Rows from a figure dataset
========

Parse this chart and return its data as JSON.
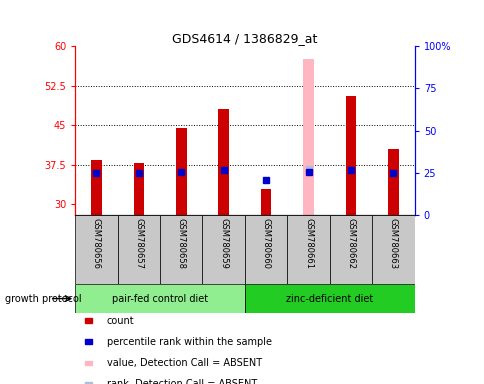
{
  "title": "GDS4614 / 1386829_at",
  "samples": [
    "GSM780656",
    "GSM780657",
    "GSM780658",
    "GSM780659",
    "GSM780660",
    "GSM780661",
    "GSM780662",
    "GSM780663"
  ],
  "count_values": [
    38.5,
    37.8,
    44.5,
    48.0,
    33.0,
    null,
    50.5,
    40.5
  ],
  "rank_values": [
    25.0,
    25.0,
    25.5,
    26.5,
    21.0,
    25.5,
    26.5,
    25.0
  ],
  "absent_count": [
    null,
    null,
    null,
    null,
    null,
    57.5,
    null,
    null
  ],
  "absent_rank": [
    null,
    null,
    null,
    null,
    null,
    27.0,
    null,
    null
  ],
  "ylim_left": [
    28,
    60
  ],
  "ylim_right": [
    0,
    100
  ],
  "yticks_left": [
    30,
    37.5,
    45,
    52.5,
    60
  ],
  "yticks_right": [
    0,
    25,
    50,
    75,
    100
  ],
  "ytick_labels_left": [
    "30",
    "37.5",
    "45",
    "52.5",
    "60"
  ],
  "ytick_labels_right": [
    "0",
    "25",
    "50",
    "75",
    "100%"
  ],
  "group1_label": "pair-fed control diet",
  "group2_label": "zinc-deficient diet",
  "group1_indices": [
    0,
    1,
    2,
    3
  ],
  "group2_indices": [
    4,
    5,
    6,
    7
  ],
  "group1_color": "#90EE90",
  "group2_color": "#22CC22",
  "bar_bottom": 28,
  "count_color": "#CC0000",
  "rank_color": "#0000CC",
  "absent_count_color": "#FFB6C1",
  "absent_rank_color": "#AABEDD",
  "bg_label_color": "#C8C8C8",
  "legend_items": [
    {
      "label": "count",
      "color": "#CC0000"
    },
    {
      "label": "percentile rank within the sample",
      "color": "#0000CC"
    },
    {
      "label": "value, Detection Call = ABSENT",
      "color": "#FFB6C1"
    },
    {
      "label": "rank, Detection Call = ABSENT",
      "color": "#AABEDD"
    }
  ]
}
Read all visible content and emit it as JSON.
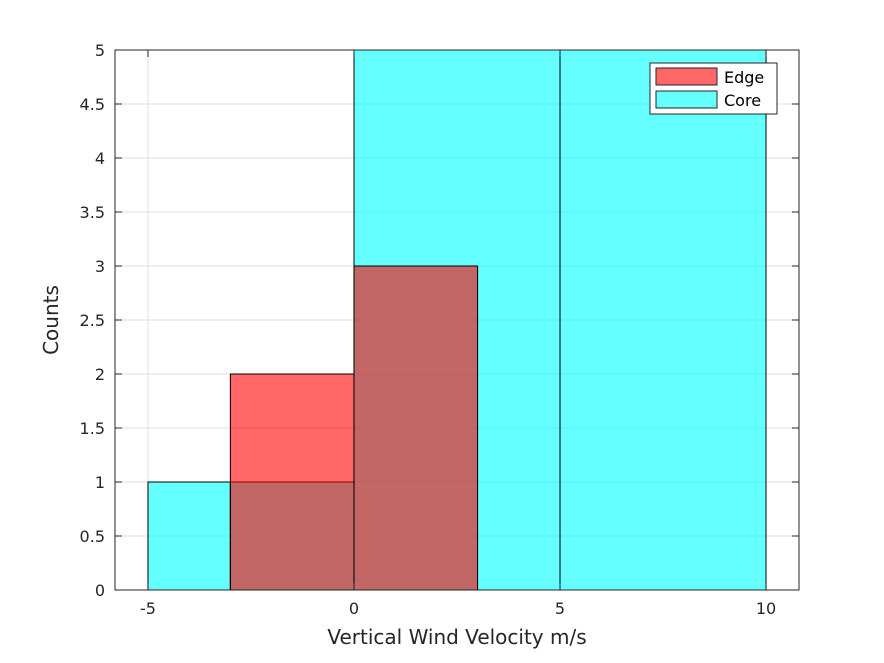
{
  "chart_data": {
    "type": "bar",
    "subtype": "overlaid-histogram",
    "xlabel": "Vertical Wind Velocity m/s",
    "ylabel": "Counts",
    "xlim": [
      -5.8,
      10.8
    ],
    "ylim": [
      0,
      5
    ],
    "xticks": [
      -5,
      0,
      5,
      10
    ],
    "yticks": [
      0,
      0.5,
      1,
      1.5,
      2,
      2.5,
      3,
      3.5,
      4,
      4.5,
      5
    ],
    "ytick_labels": [
      "0",
      "0.5",
      "1",
      "1.5",
      "2",
      "2.5",
      "3",
      "3.5",
      "4",
      "4.5",
      "5"
    ],
    "xtick_labels": [
      "-5",
      "0",
      "5",
      "10"
    ],
    "grid": true,
    "legend_position": "top-right",
    "series": [
      {
        "name": "Core",
        "color": "#00ffff",
        "opacity": 0.6,
        "bins": [
          {
            "x0": -5,
            "x1": -3,
            "count": 1
          },
          {
            "x0": -3,
            "x1": 0,
            "count": 1
          },
          {
            "x0": 0,
            "x1": 5,
            "count": 5
          },
          {
            "x0": 5,
            "x1": 10,
            "count": 5
          }
        ]
      },
      {
        "name": "Edge",
        "color": "#ff0000",
        "opacity": 0.6,
        "bins": [
          {
            "x0": -3,
            "x1": 0,
            "count": 2
          },
          {
            "x0": 0,
            "x1": 3,
            "count": 3
          }
        ]
      }
    ],
    "legend": [
      "Edge",
      "Core"
    ]
  }
}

========

→ **What you have to do**
Print all of the records shown above exactly, leaving out each picture.

→ **Completed exercise**
Parse this chart and return its data as JSON.
{
  "title": "GDS4614 / 1386829_at",
  "samples": [
    "GSM780656",
    "GSM780657",
    "GSM780658",
    "GSM780659",
    "GSM780660",
    "GSM780661",
    "GSM780662",
    "GSM780663"
  ],
  "count_values": [
    38.5,
    37.8,
    44.5,
    48.0,
    33.0,
    null,
    50.5,
    40.5
  ],
  "rank_values": [
    25.0,
    25.0,
    25.5,
    26.5,
    21.0,
    25.5,
    26.5,
    25.0
  ],
  "absent_count": [
    null,
    null,
    null,
    null,
    null,
    57.5,
    null,
    null
  ],
  "absent_rank": [
    null,
    null,
    null,
    null,
    null,
    27.0,
    null,
    null
  ],
  "ylim_left": [
    28,
    60
  ],
  "ylim_right": [
    0,
    100
  ],
  "yticks_left": [
    30,
    37.5,
    45,
    52.5,
    60
  ],
  "yticks_right": [
    0,
    25,
    50,
    75,
    100
  ],
  "ytick_labels_left": [
    "30",
    "37.5",
    "45",
    "52.5",
    "60"
  ],
  "ytick_labels_right": [
    "0",
    "25",
    "50",
    "75",
    "100%"
  ],
  "group1_label": "pair-fed control diet",
  "group2_label": "zinc-deficient diet",
  "group1_indices": [
    0,
    1,
    2,
    3
  ],
  "group2_indices": [
    4,
    5,
    6,
    7
  ],
  "group1_color": "#90EE90",
  "group2_color": "#22CC22",
  "bar_bottom": 28,
  "count_color": "#CC0000",
  "rank_color": "#0000CC",
  "absent_count_color": "#FFB6C1",
  "absent_rank_color": "#AABEDD",
  "bg_label_color": "#C8C8C8",
  "legend_items": [
    {
      "label": "count",
      "color": "#CC0000"
    },
    {
      "label": "percentile rank within the sample",
      "color": "#0000CC"
    },
    {
      "label": "value, Detection Call = ABSENT",
      "color": "#FFB6C1"
    },
    {
      "label": "rank, Detection Call = ABSENT",
      "color": "#AABEDD"
    }
  ]
}
Read all visible content and emit it as JSON.
{
  "chart_data": {
    "type": "bar",
    "subtype": "overlaid-histogram",
    "xlabel": "Vertical Wind Velocity m/s",
    "ylabel": "Counts",
    "xlim": [
      -5.8,
      10.8
    ],
    "ylim": [
      0,
      5
    ],
    "xticks": [
      -5,
      0,
      5,
      10
    ],
    "yticks": [
      0,
      0.5,
      1,
      1.5,
      2,
      2.5,
      3,
      3.5,
      4,
      4.5,
      5
    ],
    "ytick_labels": [
      "0",
      "0.5",
      "1",
      "1.5",
      "2",
      "2.5",
      "3",
      "3.5",
      "4",
      "4.5",
      "5"
    ],
    "xtick_labels": [
      "-5",
      "0",
      "5",
      "10"
    ],
    "grid": true,
    "legend_position": "top-right",
    "series": [
      {
        "name": "Core",
        "color": "#00ffff",
        "opacity": 0.6,
        "bins": [
          {
            "x0": -5,
            "x1": -3,
            "count": 1
          },
          {
            "x0": -3,
            "x1": 0,
            "count": 1
          },
          {
            "x0": 0,
            "x1": 5,
            "count": 5
          },
          {
            "x0": 5,
            "x1": 10,
            "count": 5
          }
        ]
      },
      {
        "name": "Edge",
        "color": "#ff0000",
        "opacity": 0.6,
        "bins": [
          {
            "x0": -3,
            "x1": 0,
            "count": 2
          },
          {
            "x0": 0,
            "x1": 3,
            "count": 3
          }
        ]
      }
    ],
    "legend": [
      "Edge",
      "Core"
    ]
  }
}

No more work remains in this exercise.